## TASK
Pick every line from the data that holds the word "JSON".

============================================================

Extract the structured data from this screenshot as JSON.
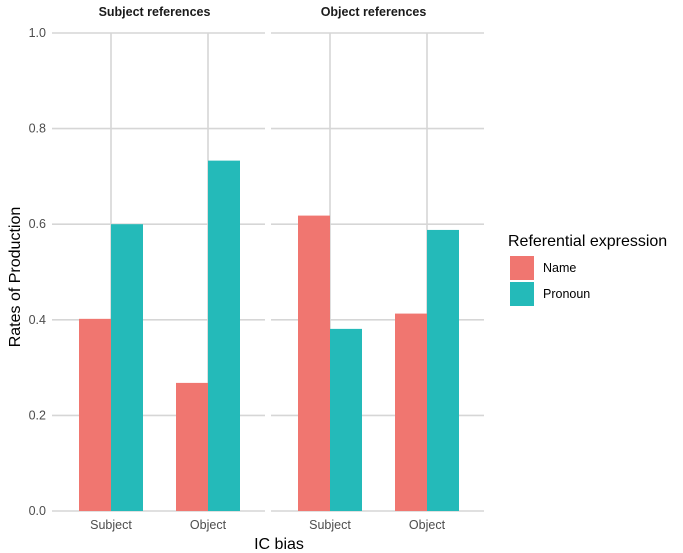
{
  "chart_data": {
    "type": "bar",
    "ylabel": "Rates of Production",
    "xlabel": "IC bias",
    "ylim": [
      0,
      1
    ],
    "yticks": [
      0.0,
      0.2,
      0.4,
      0.6,
      0.8,
      1.0
    ],
    "ytick_labels": [
      "0.0",
      "0.2",
      "0.4",
      "0.6",
      "0.8",
      "1.0"
    ],
    "categories": [
      "Subject",
      "Object"
    ],
    "grid": true,
    "legend": {
      "title": "Referential expression",
      "placement": "right",
      "entries": [
        {
          "name": "Name",
          "color": "#F07670"
        },
        {
          "name": "Pronoun",
          "color": "#24BAB9"
        }
      ]
    },
    "panels": [
      {
        "title": "Subject references",
        "series": [
          {
            "name": "Name",
            "values": [
              0.402,
              0.268
            ]
          },
          {
            "name": "Pronoun",
            "values": [
              0.6,
              0.733
            ]
          }
        ]
      },
      {
        "title": "Object references",
        "series": [
          {
            "name": "Name",
            "values": [
              0.618,
              0.413
            ]
          },
          {
            "name": "Pronoun",
            "values": [
              0.381,
              0.588
            ]
          }
        ]
      }
    ]
  }
}
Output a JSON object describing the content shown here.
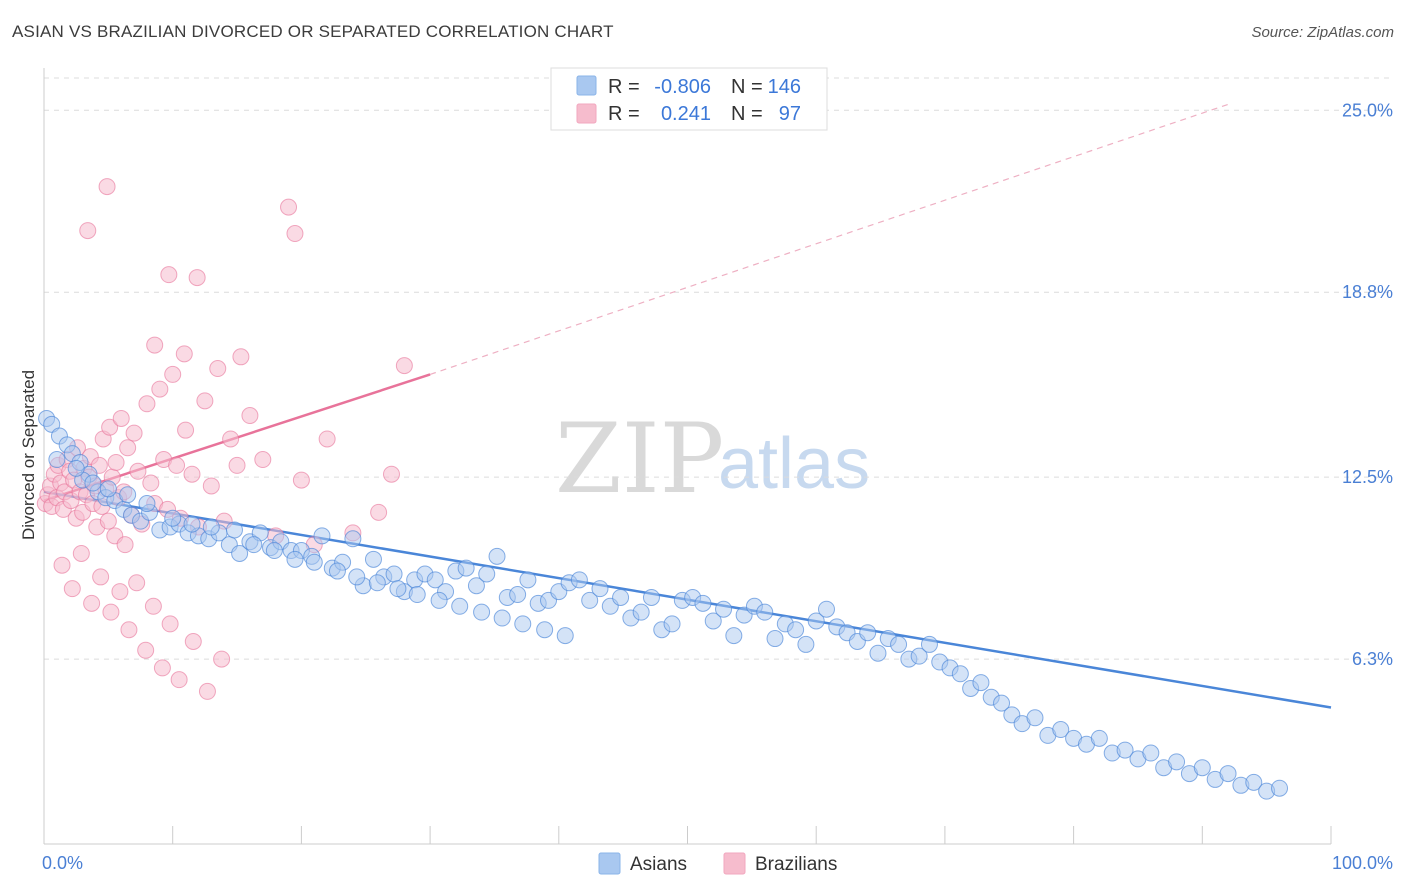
{
  "header": {
    "title": "ASIAN VS BRAZILIAN DIVORCED OR SEPARATED CORRELATION CHART",
    "source": "Source: ZipAtlas.com"
  },
  "watermark": {
    "zip": "ZIP",
    "atlas": "atlas"
  },
  "legend": {
    "rows": [
      {
        "r_label": "R =",
        "r_value": "-0.806",
        "n_label": "N =",
        "n_value": "146",
        "color": "#8ab4e8"
      },
      {
        "r_label": "R =",
        "r_value": "0.241",
        "n_label": "N =",
        "n_value": "97",
        "color": "#f2a7bf"
      }
    ]
  },
  "bottom_legend": {
    "asians": "Asians",
    "brazilians": "Brazilians"
  },
  "chart_data": {
    "type": "scatter",
    "title": "ASIAN VS BRAZILIAN DIVORCED OR SEPARATED CORRELATION CHART",
    "xlabel": "",
    "ylabel": "Divorced or Separated",
    "xlim": [
      0,
      100
    ],
    "ylim": [
      0,
      26.1
    ],
    "x_tick_labels": [
      "0.0%",
      "100.0%"
    ],
    "y_ticks": [
      6.3,
      12.5,
      18.8,
      25.0
    ],
    "y_tick_labels": [
      "6.3%",
      "12.5%",
      "18.8%",
      "25.0%"
    ],
    "grid": true,
    "legend_position": "top-center",
    "colors": {
      "asians": "#4a86d8",
      "brazilians": "#e8739a",
      "asians_fill": "#a9c8f0",
      "brazilians_fill": "#f6bccd"
    },
    "series": [
      {
        "name": "Asians",
        "r": -0.806,
        "n": 146,
        "trend": {
          "x": [
            0,
            100
          ],
          "y": [
            12.0,
            4.65
          ]
        },
        "points": [
          [
            0.2,
            14.5
          ],
          [
            0.6,
            14.3
          ],
          [
            1.2,
            13.9
          ],
          [
            1.8,
            13.6
          ],
          [
            2.2,
            13.3
          ],
          [
            2.8,
            13.0
          ],
          [
            3.5,
            12.6
          ],
          [
            3.0,
            12.4
          ],
          [
            4.2,
            12.0
          ],
          [
            4.8,
            11.8
          ],
          [
            5.5,
            11.7
          ],
          [
            6.2,
            11.4
          ],
          [
            6.8,
            11.2
          ],
          [
            7.5,
            11.0
          ],
          [
            8.2,
            11.3
          ],
          [
            9.0,
            10.7
          ],
          [
            9.8,
            10.8
          ],
          [
            10.5,
            10.9
          ],
          [
            11.2,
            10.6
          ],
          [
            12.0,
            10.5
          ],
          [
            12.8,
            10.4
          ],
          [
            13.6,
            10.6
          ],
          [
            14.4,
            10.2
          ],
          [
            15.2,
            9.9
          ],
          [
            16.0,
            10.3
          ],
          [
            16.8,
            10.6
          ],
          [
            17.6,
            10.1
          ],
          [
            18.4,
            10.3
          ],
          [
            19.2,
            10.0
          ],
          [
            20.0,
            10.0
          ],
          [
            20.8,
            9.8
          ],
          [
            21.6,
            10.5
          ],
          [
            22.4,
            9.4
          ],
          [
            23.2,
            9.6
          ],
          [
            24.0,
            10.4
          ],
          [
            24.8,
            8.8
          ],
          [
            25.6,
            9.7
          ],
          [
            26.4,
            9.1
          ],
          [
            27.2,
            9.2
          ],
          [
            28.0,
            8.6
          ],
          [
            28.8,
            9.0
          ],
          [
            29.6,
            9.2
          ],
          [
            30.4,
            9.0
          ],
          [
            31.2,
            8.6
          ],
          [
            32.0,
            9.3
          ],
          [
            32.8,
            9.4
          ],
          [
            33.6,
            8.8
          ],
          [
            34.4,
            9.2
          ],
          [
            35.2,
            9.8
          ],
          [
            36.0,
            8.4
          ],
          [
            36.8,
            8.5
          ],
          [
            37.6,
            9.0
          ],
          [
            38.4,
            8.2
          ],
          [
            39.2,
            8.3
          ],
          [
            40.0,
            8.6
          ],
          [
            40.8,
            8.9
          ],
          [
            41.6,
            9.0
          ],
          [
            42.4,
            8.3
          ],
          [
            43.2,
            8.7
          ],
          [
            44.0,
            8.1
          ],
          [
            44.8,
            8.4
          ],
          [
            45.6,
            7.7
          ],
          [
            46.4,
            7.9
          ],
          [
            47.2,
            8.4
          ],
          [
            48.0,
            7.3
          ],
          [
            48.8,
            7.5
          ],
          [
            49.6,
            8.3
          ],
          [
            50.4,
            8.4
          ],
          [
            51.2,
            8.2
          ],
          [
            52.0,
            7.6
          ],
          [
            52.8,
            8.0
          ],
          [
            53.6,
            7.1
          ],
          [
            54.4,
            7.8
          ],
          [
            55.2,
            8.1
          ],
          [
            56.0,
            7.9
          ],
          [
            56.8,
            7.0
          ],
          [
            57.6,
            7.5
          ],
          [
            58.4,
            7.3
          ],
          [
            59.2,
            6.8
          ],
          [
            60.0,
            7.6
          ],
          [
            60.8,
            8.0
          ],
          [
            61.6,
            7.4
          ],
          [
            62.4,
            7.2
          ],
          [
            63.2,
            6.9
          ],
          [
            64.0,
            7.2
          ],
          [
            64.8,
            6.5
          ],
          [
            65.6,
            7.0
          ],
          [
            66.4,
            6.8
          ],
          [
            67.2,
            6.3
          ],
          [
            68.0,
            6.4
          ],
          [
            68.8,
            6.8
          ],
          [
            69.6,
            6.2
          ],
          [
            70.4,
            6.0
          ],
          [
            71.2,
            5.8
          ],
          [
            72.0,
            5.3
          ],
          [
            72.8,
            5.5
          ],
          [
            73.6,
            5.0
          ],
          [
            74.4,
            4.8
          ],
          [
            75.2,
            4.4
          ],
          [
            76.0,
            4.1
          ],
          [
            77.0,
            4.3
          ],
          [
            78.0,
            3.7
          ],
          [
            79.0,
            3.9
          ],
          [
            80.0,
            3.6
          ],
          [
            81.0,
            3.4
          ],
          [
            82.0,
            3.6
          ],
          [
            83.0,
            3.1
          ],
          [
            84.0,
            3.2
          ],
          [
            85.0,
            2.9
          ],
          [
            86.0,
            3.1
          ],
          [
            87.0,
            2.6
          ],
          [
            88.0,
            2.8
          ],
          [
            89.0,
            2.4
          ],
          [
            90.0,
            2.6
          ],
          [
            91.0,
            2.2
          ],
          [
            92.0,
            2.4
          ],
          [
            93.0,
            2.0
          ],
          [
            94.0,
            2.1
          ],
          [
            95.0,
            1.8
          ],
          [
            96.0,
            1.9
          ],
          [
            1.0,
            13.1
          ],
          [
            2.5,
            12.8
          ],
          [
            3.8,
            12.3
          ],
          [
            5.0,
            12.1
          ],
          [
            6.5,
            11.9
          ],
          [
            8.0,
            11.6
          ],
          [
            10.0,
            11.1
          ],
          [
            11.5,
            10.9
          ],
          [
            13.0,
            10.8
          ],
          [
            14.8,
            10.7
          ],
          [
            16.3,
            10.2
          ],
          [
            17.9,
            10.0
          ],
          [
            19.5,
            9.7
          ],
          [
            21.0,
            9.6
          ],
          [
            22.8,
            9.3
          ],
          [
            24.3,
            9.1
          ],
          [
            25.9,
            8.9
          ],
          [
            27.5,
            8.7
          ],
          [
            29.0,
            8.5
          ],
          [
            30.7,
            8.3
          ],
          [
            32.3,
            8.1
          ],
          [
            34.0,
            7.9
          ],
          [
            35.6,
            7.7
          ],
          [
            37.2,
            7.5
          ],
          [
            38.9,
            7.3
          ],
          [
            40.5,
            7.1
          ]
        ]
      },
      {
        "name": "Brazilians",
        "r": 0.241,
        "n": 97,
        "trend": {
          "x": [
            0,
            30
          ],
          "y": [
            11.7,
            16.0
          ]
        },
        "trend_extension": {
          "x": [
            30,
            92
          ],
          "y": [
            16.0,
            25.2
          ]
        },
        "points": [
          [
            0.1,
            11.6
          ],
          [
            0.3,
            11.9
          ],
          [
            0.5,
            12.2
          ],
          [
            0.6,
            11.5
          ],
          [
            0.8,
            12.6
          ],
          [
            1.0,
            11.8
          ],
          [
            1.1,
            12.9
          ],
          [
            1.3,
            12.3
          ],
          [
            1.5,
            11.4
          ],
          [
            1.6,
            12.0
          ],
          [
            1.8,
            13.1
          ],
          [
            2.0,
            12.7
          ],
          [
            2.1,
            11.7
          ],
          [
            2.3,
            12.4
          ],
          [
            2.5,
            11.1
          ],
          [
            2.6,
            13.5
          ],
          [
            2.8,
            12.0
          ],
          [
            3.0,
            11.3
          ],
          [
            3.1,
            12.8
          ],
          [
            3.3,
            11.9
          ],
          [
            3.5,
            12.5
          ],
          [
            3.6,
            13.2
          ],
          [
            3.8,
            11.6
          ],
          [
            4.0,
            12.2
          ],
          [
            4.1,
            10.8
          ],
          [
            4.3,
            12.9
          ],
          [
            4.5,
            11.5
          ],
          [
            4.6,
            13.8
          ],
          [
            4.8,
            12.1
          ],
          [
            5.0,
            11.0
          ],
          [
            5.1,
            14.2
          ],
          [
            5.3,
            12.5
          ],
          [
            5.5,
            10.5
          ],
          [
            5.6,
            13.0
          ],
          [
            5.8,
            11.8
          ],
          [
            6.0,
            14.5
          ],
          [
            6.2,
            12.0
          ],
          [
            6.3,
            10.2
          ],
          [
            6.5,
            13.5
          ],
          [
            6.8,
            11.2
          ],
          [
            7.0,
            14.0
          ],
          [
            7.3,
            12.7
          ],
          [
            7.6,
            10.9
          ],
          [
            8.0,
            15.0
          ],
          [
            8.3,
            12.3
          ],
          [
            8.6,
            11.6
          ],
          [
            9.0,
            15.5
          ],
          [
            9.3,
            13.1
          ],
          [
            9.6,
            11.4
          ],
          [
            10.0,
            16.0
          ],
          [
            10.3,
            12.9
          ],
          [
            10.6,
            11.1
          ],
          [
            11.0,
            14.1
          ],
          [
            11.5,
            12.6
          ],
          [
            12.0,
            10.8
          ],
          [
            12.5,
            15.1
          ],
          [
            13.0,
            12.2
          ],
          [
            13.5,
            16.2
          ],
          [
            14.0,
            11.0
          ],
          [
            14.5,
            13.8
          ],
          [
            15.0,
            12.9
          ],
          [
            16.0,
            14.6
          ],
          [
            17.0,
            13.1
          ],
          [
            18.0,
            10.5
          ],
          [
            19.0,
            21.7
          ],
          [
            19.5,
            20.8
          ],
          [
            20.0,
            12.4
          ],
          [
            21.0,
            10.2
          ],
          [
            22.0,
            13.8
          ],
          [
            24.0,
            10.6
          ],
          [
            26.0,
            11.3
          ],
          [
            27.0,
            12.6
          ],
          [
            28.0,
            16.3
          ],
          [
            1.4,
            9.5
          ],
          [
            2.2,
            8.7
          ],
          [
            2.9,
            9.9
          ],
          [
            3.7,
            8.2
          ],
          [
            4.4,
            9.1
          ],
          [
            5.2,
            7.9
          ],
          [
            5.9,
            8.6
          ],
          [
            6.6,
            7.3
          ],
          [
            7.2,
            8.9
          ],
          [
            7.9,
            6.6
          ],
          [
            8.5,
            8.1
          ],
          [
            9.2,
            6.0
          ],
          [
            9.8,
            7.5
          ],
          [
            10.5,
            5.6
          ],
          [
            11.6,
            6.9
          ],
          [
            12.7,
            5.2
          ],
          [
            13.8,
            6.3
          ],
          [
            4.9,
            22.4
          ],
          [
            3.4,
            20.9
          ],
          [
            9.7,
            19.4
          ],
          [
            11.9,
            19.3
          ],
          [
            8.6,
            17.0
          ],
          [
            10.9,
            16.7
          ],
          [
            15.3,
            16.6
          ]
        ]
      }
    ]
  }
}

============================================================

## EXERCISE RESPONSE
Extract the structured data from this screenshot as JSON.
Output a JSON object describing the content shown here.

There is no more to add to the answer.